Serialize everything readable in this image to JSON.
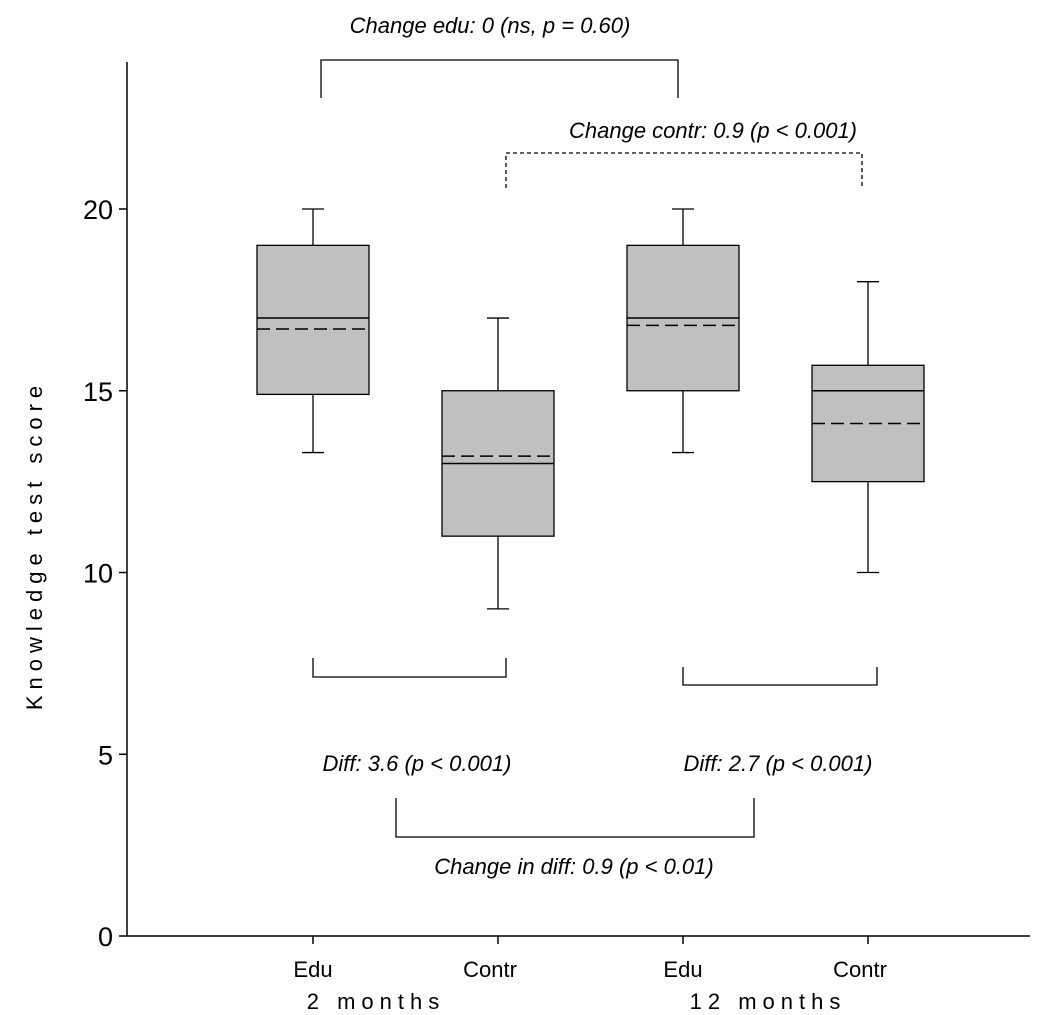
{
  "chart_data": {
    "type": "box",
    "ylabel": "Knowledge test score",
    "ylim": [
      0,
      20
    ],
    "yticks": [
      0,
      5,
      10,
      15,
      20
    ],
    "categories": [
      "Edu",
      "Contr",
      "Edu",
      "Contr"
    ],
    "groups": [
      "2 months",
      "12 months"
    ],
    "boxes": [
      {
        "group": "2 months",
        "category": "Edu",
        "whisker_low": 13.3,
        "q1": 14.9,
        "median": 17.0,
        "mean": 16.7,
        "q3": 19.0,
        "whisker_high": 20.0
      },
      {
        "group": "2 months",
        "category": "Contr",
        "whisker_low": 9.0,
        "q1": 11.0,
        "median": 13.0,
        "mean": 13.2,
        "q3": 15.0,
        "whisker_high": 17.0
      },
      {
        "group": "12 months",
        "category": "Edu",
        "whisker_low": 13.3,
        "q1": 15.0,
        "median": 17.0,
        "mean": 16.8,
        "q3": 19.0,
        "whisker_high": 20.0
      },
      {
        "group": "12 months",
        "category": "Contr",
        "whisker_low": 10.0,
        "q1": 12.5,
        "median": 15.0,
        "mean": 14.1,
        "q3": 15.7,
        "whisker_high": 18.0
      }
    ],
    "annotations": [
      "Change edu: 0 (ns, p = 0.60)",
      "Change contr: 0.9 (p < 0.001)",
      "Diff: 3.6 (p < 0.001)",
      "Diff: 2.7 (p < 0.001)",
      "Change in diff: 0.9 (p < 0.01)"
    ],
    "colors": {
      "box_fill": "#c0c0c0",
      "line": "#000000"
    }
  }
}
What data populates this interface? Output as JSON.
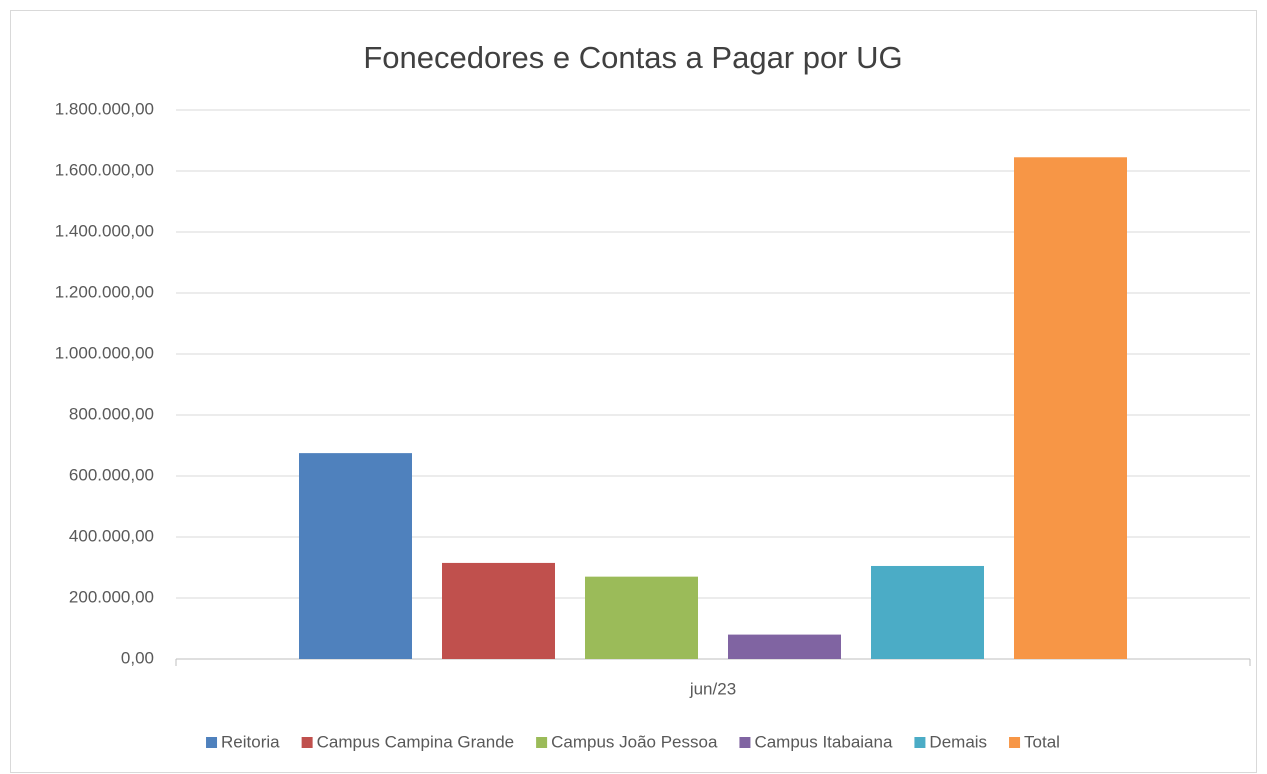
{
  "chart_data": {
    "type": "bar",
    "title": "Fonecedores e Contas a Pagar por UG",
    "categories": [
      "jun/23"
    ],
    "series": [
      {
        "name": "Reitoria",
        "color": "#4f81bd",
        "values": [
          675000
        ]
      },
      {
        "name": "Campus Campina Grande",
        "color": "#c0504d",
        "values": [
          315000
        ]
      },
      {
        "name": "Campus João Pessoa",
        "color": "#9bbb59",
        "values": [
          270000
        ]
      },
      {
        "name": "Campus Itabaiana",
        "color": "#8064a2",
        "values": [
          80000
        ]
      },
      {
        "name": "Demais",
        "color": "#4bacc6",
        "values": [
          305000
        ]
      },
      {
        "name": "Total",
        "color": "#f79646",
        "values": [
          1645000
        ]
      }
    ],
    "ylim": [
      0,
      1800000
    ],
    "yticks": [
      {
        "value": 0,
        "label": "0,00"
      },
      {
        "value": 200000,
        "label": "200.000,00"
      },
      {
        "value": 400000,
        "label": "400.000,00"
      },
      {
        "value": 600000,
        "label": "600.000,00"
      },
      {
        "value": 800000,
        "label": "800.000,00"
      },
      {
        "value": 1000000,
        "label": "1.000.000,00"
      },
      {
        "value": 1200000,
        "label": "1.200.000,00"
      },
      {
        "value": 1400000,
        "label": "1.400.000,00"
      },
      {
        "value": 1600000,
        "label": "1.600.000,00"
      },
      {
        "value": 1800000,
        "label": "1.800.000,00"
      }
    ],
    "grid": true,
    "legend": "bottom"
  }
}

**Exercise**
Please set down each line of the data above exactly as written, without the pictures.

**Correct response**
Serialize everything readable in this image to JSON.
{
  "chart_data": {
    "type": "box",
    "ylabel": "Knowledge test score",
    "ylim": [
      0,
      20
    ],
    "yticks": [
      0,
      5,
      10,
      15,
      20
    ],
    "categories": [
      "Edu",
      "Contr",
      "Edu",
      "Contr"
    ],
    "groups": [
      "2 months",
      "12 months"
    ],
    "boxes": [
      {
        "group": "2 months",
        "category": "Edu",
        "whisker_low": 13.3,
        "q1": 14.9,
        "median": 17.0,
        "mean": 16.7,
        "q3": 19.0,
        "whisker_high": 20.0
      },
      {
        "group": "2 months",
        "category": "Contr",
        "whisker_low": 9.0,
        "q1": 11.0,
        "median": 13.0,
        "mean": 13.2,
        "q3": 15.0,
        "whisker_high": 17.0
      },
      {
        "group": "12 months",
        "category": "Edu",
        "whisker_low": 13.3,
        "q1": 15.0,
        "median": 17.0,
        "mean": 16.8,
        "q3": 19.0,
        "whisker_high": 20.0
      },
      {
        "group": "12 months",
        "category": "Contr",
        "whisker_low": 10.0,
        "q1": 12.5,
        "median": 15.0,
        "mean": 14.1,
        "q3": 15.7,
        "whisker_high": 18.0
      }
    ],
    "annotations": [
      "Change edu: 0 (ns, p = 0.60)",
      "Change contr: 0.9 (p < 0.001)",
      "Diff: 3.6 (p < 0.001)",
      "Diff: 2.7 (p < 0.001)",
      "Change in diff: 0.9 (p < 0.01)"
    ],
    "colors": {
      "box_fill": "#c0c0c0",
      "line": "#000000"
    }
  }
}
What data populates this interface? Output as JSON.
{
  "chart_data": {
    "type": "bar",
    "title": "Fonecedores e Contas a Pagar por UG",
    "categories": [
      "jun/23"
    ],
    "series": [
      {
        "name": "Reitoria",
        "color": "#4f81bd",
        "values": [
          675000
        ]
      },
      {
        "name": "Campus Campina Grande",
        "color": "#c0504d",
        "values": [
          315000
        ]
      },
      {
        "name": "Campus João Pessoa",
        "color": "#9bbb59",
        "values": [
          270000
        ]
      },
      {
        "name": "Campus Itabaiana",
        "color": "#8064a2",
        "values": [
          80000
        ]
      },
      {
        "name": "Demais",
        "color": "#4bacc6",
        "values": [
          305000
        ]
      },
      {
        "name": "Total",
        "color": "#f79646",
        "values": [
          1645000
        ]
      }
    ],
    "ylim": [
      0,
      1800000
    ],
    "yticks": [
      {
        "value": 0,
        "label": "0,00"
      },
      {
        "value": 200000,
        "label": "200.000,00"
      },
      {
        "value": 400000,
        "label": "400.000,00"
      },
      {
        "value": 600000,
        "label": "600.000,00"
      },
      {
        "value": 800000,
        "label": "800.000,00"
      },
      {
        "value": 1000000,
        "label": "1.000.000,00"
      },
      {
        "value": 1200000,
        "label": "1.200.000,00"
      },
      {
        "value": 1400000,
        "label": "1.400.000,00"
      },
      {
        "value": 1600000,
        "label": "1.600.000,00"
      },
      {
        "value": 1800000,
        "label": "1.800.000,00"
      }
    ],
    "grid": true,
    "legend": "bottom"
  }
}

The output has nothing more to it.